▶ [Goal of the exercise]: Pictures are not part of the copy; repeat everything else in the records exactly.

▶ [Records for this task]:
— start —
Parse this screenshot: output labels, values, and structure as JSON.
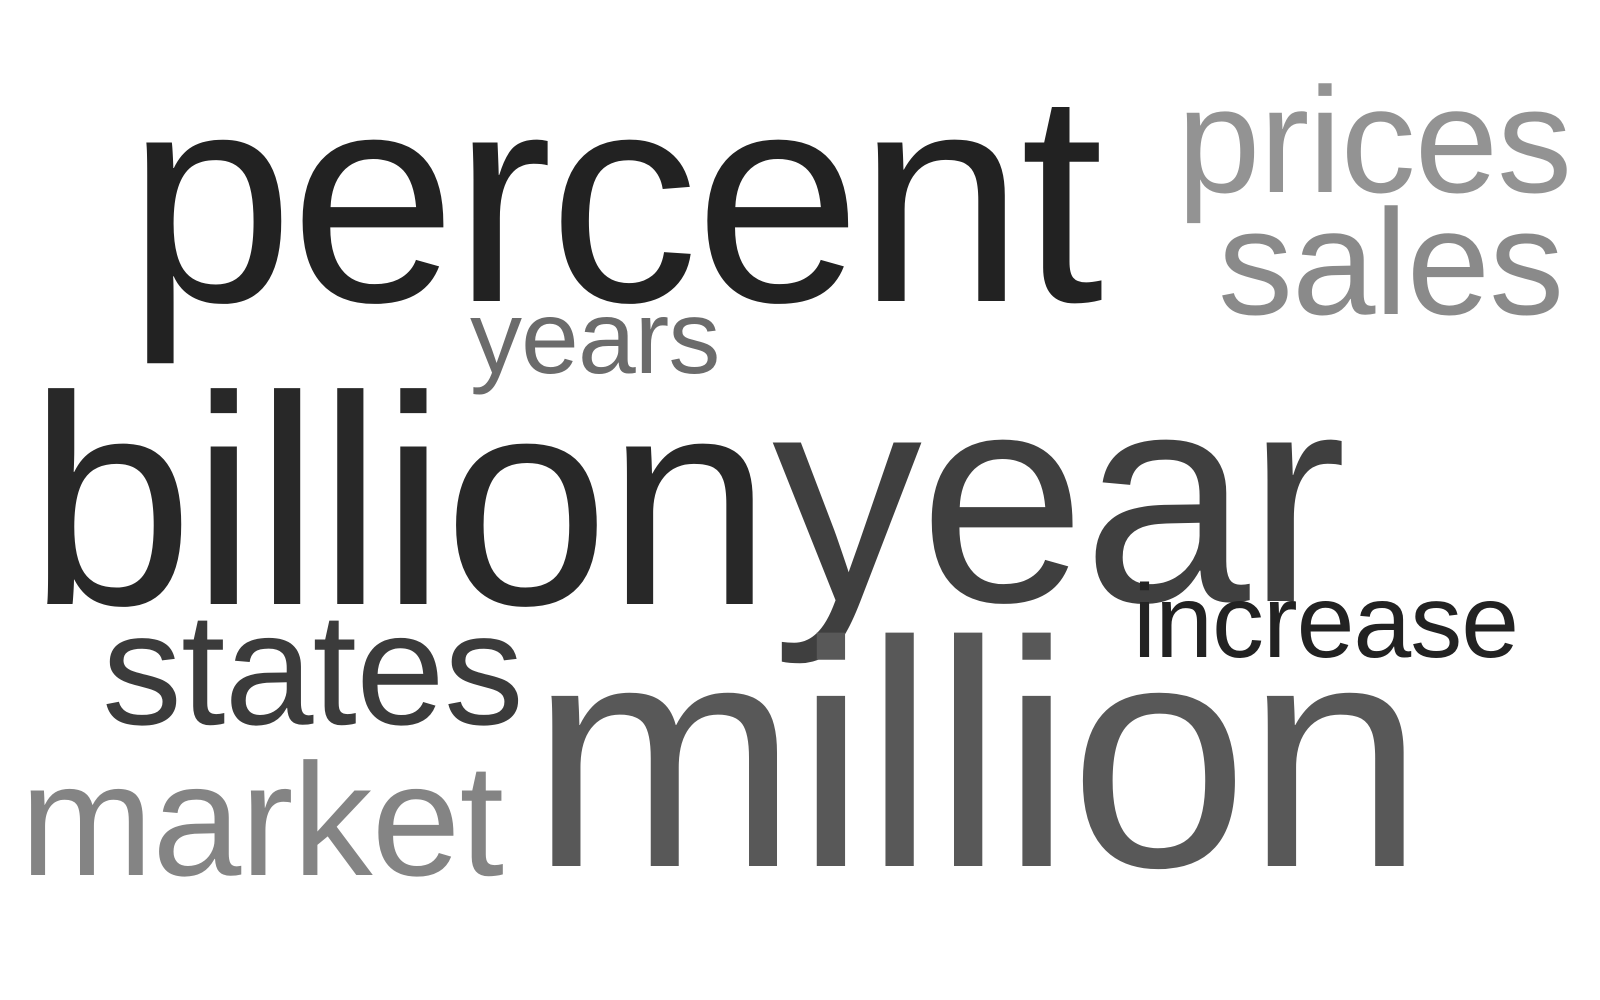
{
  "words": {
    "percent": {
      "text": "percent",
      "color": "#222222"
    },
    "prices": {
      "text": "prices",
      "color": "#939393"
    },
    "sales": {
      "text": "sales",
      "color": "#8a8a8a"
    },
    "years": {
      "text": "years",
      "color": "#6b6b6b"
    },
    "billion": {
      "text": "billion",
      "color": "#282828"
    },
    "year": {
      "text": "year",
      "color": "#3f3f3f"
    },
    "increase": {
      "text": "increase",
      "color": "#222222"
    },
    "states": {
      "text": "states",
      "color": "#3b3b3b"
    },
    "million": {
      "text": "million",
      "color": "#585858"
    },
    "market": {
      "text": "market",
      "color": "#848484"
    }
  },
  "colors": {
    "background": "#ffffff"
  }
}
— end —
▶ [The completed task]:
Parse this screenshot: output labels, values, and structure as JSON.
{
  "words": {
    "percent": {
      "text": "percent",
      "color": "#222222"
    },
    "prices": {
      "text": "prices",
      "color": "#939393"
    },
    "sales": {
      "text": "sales",
      "color": "#8a8a8a"
    },
    "years": {
      "text": "years",
      "color": "#6b6b6b"
    },
    "billion": {
      "text": "billion",
      "color": "#282828"
    },
    "year": {
      "text": "year",
      "color": "#3f3f3f"
    },
    "increase": {
      "text": "increase",
      "color": "#222222"
    },
    "states": {
      "text": "states",
      "color": "#3b3b3b"
    },
    "million": {
      "text": "million",
      "color": "#585858"
    },
    "market": {
      "text": "market",
      "color": "#848484"
    }
  },
  "colors": {
    "background": "#ffffff"
  }
}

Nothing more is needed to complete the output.